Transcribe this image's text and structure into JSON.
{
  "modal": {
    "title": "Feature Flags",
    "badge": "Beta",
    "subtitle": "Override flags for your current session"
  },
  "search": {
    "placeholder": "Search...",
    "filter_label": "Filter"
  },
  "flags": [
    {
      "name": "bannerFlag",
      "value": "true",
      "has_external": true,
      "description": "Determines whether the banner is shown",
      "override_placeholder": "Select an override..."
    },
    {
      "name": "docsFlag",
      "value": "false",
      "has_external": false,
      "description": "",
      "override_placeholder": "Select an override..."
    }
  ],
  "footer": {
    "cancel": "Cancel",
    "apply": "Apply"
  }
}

———

| The exercise |
Output all of the data again. Match it exactly.

| Result of the exercise |
Transcribe this image's text and structure into JSON.
{
  "modal": {
    "title": "Feature Flags",
    "badge": "Beta",
    "subtitle": "Override flags for your current session"
  },
  "search": {
    "placeholder": "Search...",
    "filter_label": "Filter"
  },
  "flags": [
    {
      "name": "bannerFlag",
      "value": "true",
      "has_external": true,
      "description": "Determines whether the banner is shown",
      "override_placeholder": "Select an override..."
    },
    {
      "name": "docsFlag",
      "value": "false",
      "has_external": false,
      "description": "",
      "override_placeholder": "Select an override..."
    }
  ],
  "footer": {
    "cancel": "Cancel",
    "apply": "Apply"
  }
}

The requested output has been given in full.